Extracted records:
::::::
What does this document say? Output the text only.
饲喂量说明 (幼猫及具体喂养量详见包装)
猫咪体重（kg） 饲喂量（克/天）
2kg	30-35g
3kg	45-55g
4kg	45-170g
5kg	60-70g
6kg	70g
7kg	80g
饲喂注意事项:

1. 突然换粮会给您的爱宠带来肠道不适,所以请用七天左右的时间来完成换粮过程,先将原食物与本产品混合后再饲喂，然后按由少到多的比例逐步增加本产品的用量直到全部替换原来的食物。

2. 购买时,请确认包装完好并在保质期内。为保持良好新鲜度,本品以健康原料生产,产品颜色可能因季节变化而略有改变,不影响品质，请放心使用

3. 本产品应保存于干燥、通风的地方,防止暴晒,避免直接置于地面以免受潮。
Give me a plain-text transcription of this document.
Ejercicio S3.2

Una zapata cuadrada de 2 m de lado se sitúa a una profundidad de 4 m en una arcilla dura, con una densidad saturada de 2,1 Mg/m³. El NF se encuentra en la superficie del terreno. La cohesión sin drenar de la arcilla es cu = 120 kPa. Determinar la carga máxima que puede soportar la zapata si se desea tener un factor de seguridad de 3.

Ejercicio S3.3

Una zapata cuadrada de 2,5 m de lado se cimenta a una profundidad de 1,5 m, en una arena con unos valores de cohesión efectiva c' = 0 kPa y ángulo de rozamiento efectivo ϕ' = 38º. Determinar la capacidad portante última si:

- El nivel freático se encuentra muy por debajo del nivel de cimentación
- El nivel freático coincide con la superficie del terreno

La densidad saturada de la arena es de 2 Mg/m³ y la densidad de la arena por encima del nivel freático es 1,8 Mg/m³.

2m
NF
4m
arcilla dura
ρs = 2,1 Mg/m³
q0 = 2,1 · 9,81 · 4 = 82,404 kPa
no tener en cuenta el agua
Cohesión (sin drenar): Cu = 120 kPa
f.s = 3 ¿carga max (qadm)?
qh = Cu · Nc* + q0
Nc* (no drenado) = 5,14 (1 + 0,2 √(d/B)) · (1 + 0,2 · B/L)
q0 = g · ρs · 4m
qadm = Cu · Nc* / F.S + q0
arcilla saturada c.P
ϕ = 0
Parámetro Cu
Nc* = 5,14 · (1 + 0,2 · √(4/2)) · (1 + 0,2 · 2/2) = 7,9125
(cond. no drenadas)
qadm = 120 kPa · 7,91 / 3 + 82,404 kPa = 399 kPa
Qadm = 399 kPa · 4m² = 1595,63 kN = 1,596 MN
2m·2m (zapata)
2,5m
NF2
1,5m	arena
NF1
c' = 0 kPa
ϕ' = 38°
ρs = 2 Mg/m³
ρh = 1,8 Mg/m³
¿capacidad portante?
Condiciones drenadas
::::::
GIVEN TASK | Pick out each line containing the string "freático" and copy it.

FULL OUTPUT |
- El nivel freático se encuentra muy por debajo del nivel de cimentación
- El nivel freático coincide con la superficie del terreno
La densidad saturada de la arena es de 2 Mg/m³ y la densidad de la arena por encima del nivel freático es 1,8 Mg/m³.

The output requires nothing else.